## Directive:
Copy out all the entries exactly.

## Collected data entries:
+ + + + +
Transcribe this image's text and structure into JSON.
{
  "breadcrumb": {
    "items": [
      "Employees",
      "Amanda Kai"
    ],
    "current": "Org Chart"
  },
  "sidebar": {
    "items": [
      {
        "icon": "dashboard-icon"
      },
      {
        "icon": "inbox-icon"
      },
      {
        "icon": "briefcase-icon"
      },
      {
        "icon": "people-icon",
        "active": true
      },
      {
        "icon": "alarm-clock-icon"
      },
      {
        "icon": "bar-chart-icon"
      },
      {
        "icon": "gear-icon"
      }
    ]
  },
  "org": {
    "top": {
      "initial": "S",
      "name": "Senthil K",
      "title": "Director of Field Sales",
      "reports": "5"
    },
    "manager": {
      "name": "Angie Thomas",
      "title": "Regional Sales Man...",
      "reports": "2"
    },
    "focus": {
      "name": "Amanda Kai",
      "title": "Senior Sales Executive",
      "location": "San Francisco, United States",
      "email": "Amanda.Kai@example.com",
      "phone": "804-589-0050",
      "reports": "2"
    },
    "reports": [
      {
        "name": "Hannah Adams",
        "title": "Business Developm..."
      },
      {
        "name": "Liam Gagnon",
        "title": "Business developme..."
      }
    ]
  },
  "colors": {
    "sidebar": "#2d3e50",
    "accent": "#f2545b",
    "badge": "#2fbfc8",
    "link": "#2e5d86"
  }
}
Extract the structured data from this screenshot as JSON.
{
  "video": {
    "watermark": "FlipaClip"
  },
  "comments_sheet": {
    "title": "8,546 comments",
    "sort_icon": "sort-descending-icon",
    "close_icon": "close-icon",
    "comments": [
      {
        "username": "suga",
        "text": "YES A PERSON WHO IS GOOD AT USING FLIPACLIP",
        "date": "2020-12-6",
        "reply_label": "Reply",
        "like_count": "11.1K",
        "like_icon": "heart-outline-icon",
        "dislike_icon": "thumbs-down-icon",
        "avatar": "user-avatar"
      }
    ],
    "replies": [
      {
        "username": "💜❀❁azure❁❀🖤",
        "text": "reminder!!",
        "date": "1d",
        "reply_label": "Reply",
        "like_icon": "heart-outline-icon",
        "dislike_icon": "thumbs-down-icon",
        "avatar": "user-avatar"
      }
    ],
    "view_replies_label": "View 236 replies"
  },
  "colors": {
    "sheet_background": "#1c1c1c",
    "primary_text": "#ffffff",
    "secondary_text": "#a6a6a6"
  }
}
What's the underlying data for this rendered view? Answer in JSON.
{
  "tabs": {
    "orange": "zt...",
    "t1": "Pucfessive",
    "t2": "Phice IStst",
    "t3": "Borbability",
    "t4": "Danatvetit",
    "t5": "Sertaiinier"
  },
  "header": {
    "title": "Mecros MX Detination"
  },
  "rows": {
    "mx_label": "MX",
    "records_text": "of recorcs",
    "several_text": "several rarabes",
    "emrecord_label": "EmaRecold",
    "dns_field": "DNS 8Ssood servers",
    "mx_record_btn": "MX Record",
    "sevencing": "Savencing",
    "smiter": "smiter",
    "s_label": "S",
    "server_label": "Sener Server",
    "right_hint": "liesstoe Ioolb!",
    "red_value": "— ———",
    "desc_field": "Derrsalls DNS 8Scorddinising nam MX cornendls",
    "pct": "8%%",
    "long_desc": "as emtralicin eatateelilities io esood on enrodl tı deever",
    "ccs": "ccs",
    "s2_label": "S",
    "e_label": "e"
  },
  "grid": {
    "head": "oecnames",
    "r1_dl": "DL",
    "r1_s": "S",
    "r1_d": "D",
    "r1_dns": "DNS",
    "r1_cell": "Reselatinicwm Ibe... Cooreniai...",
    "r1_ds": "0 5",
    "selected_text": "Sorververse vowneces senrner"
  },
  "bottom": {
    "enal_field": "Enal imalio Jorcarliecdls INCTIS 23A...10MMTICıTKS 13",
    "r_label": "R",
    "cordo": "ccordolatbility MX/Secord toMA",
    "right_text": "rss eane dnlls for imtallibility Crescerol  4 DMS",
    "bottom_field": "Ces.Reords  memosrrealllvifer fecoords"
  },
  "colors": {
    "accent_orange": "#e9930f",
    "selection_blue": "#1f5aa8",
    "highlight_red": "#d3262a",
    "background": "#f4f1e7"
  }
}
+ + + + +
## Answer to the task:
Transcribe this image's text and structure into JSON.
{
  "breadcrumb": {
    "items": [
      "Employees",
      "Amanda Kai"
    ],
    "current": "Org Chart"
  },
  "sidebar": {
    "items": [
      {
        "icon": "dashboard-icon"
      },
      {
        "icon": "inbox-icon"
      },
      {
        "icon": "briefcase-icon"
      },
      {
        "icon": "people-icon",
        "active": true
      },
      {
        "icon": "alarm-clock-icon"
      },
      {
        "icon": "bar-chart-icon"
      },
      {
        "icon": "gear-icon"
      }
    ]
  },
  "org": {
    "top": {
      "initial": "S",
      "name": "Senthil K",
      "title": "Director of Field Sales",
      "reports": "5"
    },
    "manager": {
      "name": "Angie Thomas",
      "title": "Regional Sales Man...",
      "reports": "2"
    },
    "focus": {
      "name": "Amanda Kai",
      "title": "Senior Sales Executive",
      "location": "San Francisco, United States",
      "email": "Amanda.Kai@example.com",
      "phone": "804-589-0050",
      "reports": "2"
    },
    "reports": [
      {
        "name": "Hannah Adams",
        "title": "Business Developm..."
      },
      {
        "name": "Liam Gagnon",
        "title": "Business developme..."
      }
    ]
  },
  "colors": {
    "sidebar": "#2d3e50",
    "accent": "#f2545b",
    "badge": "#2fbfc8",
    "link": "#2e5d86"
  }
}
Extract the structured data from this screenshot as JSON.
{
  "video": {
    "watermark": "FlipaClip"
  },
  "comments_sheet": {
    "title": "8,546 comments",
    "sort_icon": "sort-descending-icon",
    "close_icon": "close-icon",
    "comments": [
      {
        "username": "suga",
        "text": "YES A PERSON WHO IS GOOD AT USING FLIPACLIP",
        "date": "2020-12-6",
        "reply_label": "Reply",
        "like_count": "11.1K",
        "like_icon": "heart-outline-icon",
        "dislike_icon": "thumbs-down-icon",
        "avatar": "user-avatar"
      }
    ],
    "replies": [
      {
        "username": "💜❀❁azure❁❀🖤",
        "text": "reminder!!",
        "date": "1d",
        "reply_label": "Reply",
        "like_icon": "heart-outline-icon",
        "dislike_icon": "thumbs-down-icon",
        "avatar": "user-avatar"
      }
    ],
    "view_replies_label": "View 236 replies"
  },
  "colors": {
    "sheet_background": "#1c1c1c",
    "primary_text": "#ffffff",
    "secondary_text": "#a6a6a6"
  }
}
What's the underlying data for this rendered view? Answer in JSON.
{
  "tabs": {
    "orange": "zt...",
    "t1": "Pucfessive",
    "t2": "Phice IStst",
    "t3": "Borbability",
    "t4": "Danatvetit",
    "t5": "Sertaiinier"
  },
  "header": {
    "title": "Mecros MX Detination"
  },
  "rows": {
    "mx_label": "MX",
    "records_text": "of recorcs",
    "several_text": "several rarabes",
    "emrecord_label": "EmaRecold",
    "dns_field": "DNS 8Ssood servers",
    "mx_record_btn": "MX Record",
    "sevencing": "Savencing",
    "smiter": "smiter",
    "s_label": "S",
    "server_label": "Sener Server",
    "right_hint": "liesstoe Ioolb!",
    "red_value": "— ———",
    "desc_field": "Derrsalls DNS 8Scorddinising nam MX cornendls",
    "pct": "8%%",
    "long_desc": "as emtralicin eatateelilities io esood on enrodl tı deever",
    "ccs": "ccs",
    "s2_label": "S",
    "e_label": "e"
  },
  "grid": {
    "head": "oecnames",
    "r1_dl": "DL",
    "r1_s": "S",
    "r1_d": "D",
    "r1_dns": "DNS",
    "r1_cell": "Reselatinicwm Ibe... Cooreniai...",
    "r1_ds": "0 5",
    "selected_text": "Sorververse vowneces senrner"
  },
  "bottom": {
    "enal_field": "Enal imalio Jorcarliecdls INCTIS 23A...10MMTICıTKS 13",
    "r_label": "R",
    "cordo": "ccordolatbility MX/Secord toMA",
    "right_text": "rss eane dnlls for imtallibility Crescerol  4 DMS",
    "bottom_field": "Ces.Reords  memosrrealllvifer fecoords"
  },
  "colors": {
    "accent_orange": "#e9930f",
    "selection_blue": "#1f5aa8",
    "highlight_red": "#d3262a",
    "background": "#f4f1e7"
  }
}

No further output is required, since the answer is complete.